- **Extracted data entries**
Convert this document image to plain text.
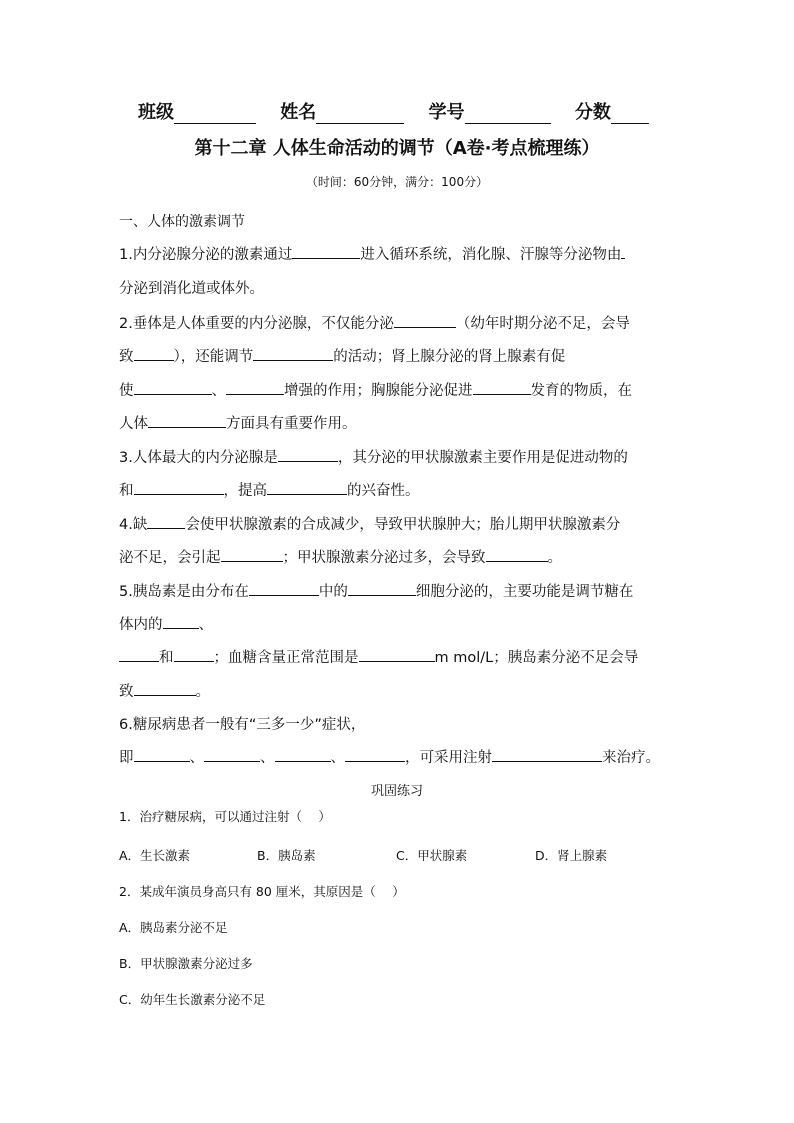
班级	姓名	学号	分数
第十二章 人体生命活动的调节（A卷·考点梳理练）
（时间：60分钟，满分：100分）
一、人体的激素调节
1.内分泌腺分泌的激素通过	进入循环系统，消化腺、汗腺等分泌物由
分泌到消化道或体外。
2.垂体是人体重要的内分泌腺，不仅能分泌	（幼年时期分泌不足，会导
致	），还能调节	的活动；肾上腺分泌的肾上腺素有促
使	、	增强的作用；胸腺能分泌促进	发育的物质，在
人体	方面具有重要作用。
3.人体最大的内分泌腺是	，其分泌的甲状腺激素主要作用是促进动物的
和	，提高	的兴奋性。
4.缺	会使甲状腺激素的合成减少，导致甲状腺肿大；胎儿期甲状腺激素分
泌不足，会引起	；甲状腺激素分泌过多，会导致	。
5.胰岛素是由分布在	中的	细胞分泌的，主要功能是调节糖在
体内的 、
和	；血糖含量正常范围是	m mol/L；胰岛素分泌不足会导
致	。
6.糖尿病患者一般有“三多一少”症状，
即	、	、	、	，可采用注射	来治疗。
巩固练习
1．治疗糖尿病，可以通过注射（　 ）
A．生长激素	B．胰岛素	C．甲状腺素	D．肾上腺素
2．某成年演员身高只有 80 厘米，其原因是（　 ）
A．胰岛素分泌不足
B．甲状腺激素分泌过多
C．幼年生长激素分泌不足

- **Required task**
Omit the pictures and output all of the other material exactly.

- **The output**
Convert this document image to plain text.
班级	姓名	学号	分数
第十二章 人体生命活动的调节（A卷·考点梳理练）
（时间：60分钟，满分：100分）
一、人体的激素调节
1.内分泌腺分泌的激素通过	进入循环系统，消化腺、汗腺等分泌物由
分泌到消化道或体外。
2.垂体是人体重要的内分泌腺，不仅能分泌	（幼年时期分泌不足，会导
致	），还能调节	的活动；肾上腺分泌的肾上腺素有促
使	、	增强的作用；胸腺能分泌促进	发育的物质，在
人体	方面具有重要作用。
3.人体最大的内分泌腺是	，其分泌的甲状腺激素主要作用是促进动物的
和	，提高	的兴奋性。
4.缺	会使甲状腺激素的合成减少，导致甲状腺肿大；胎儿期甲状腺激素分
泌不足，会引起	；甲状腺激素分泌过多，会导致	。
5.胰岛素是由分布在	中的	细胞分泌的，主要功能是调节糖在
体内的 、
和	；血糖含量正常范围是	m mol/L；胰岛素分泌不足会导
致	。
6.糖尿病患者一般有“三多一少”症状，
即	、	、	、	，可采用注射	来治疗。
巩固练习
1．治疗糖尿病，可以通过注射（　 ）
A．生长激素	B．胰岛素	C．甲状腺素	D．肾上腺素
2．某成年演员身高只有 80 厘米，其原因是（　 ）
A．胰岛素分泌不足
B．甲状腺激素分泌过多
C．幼年生长激素分泌不足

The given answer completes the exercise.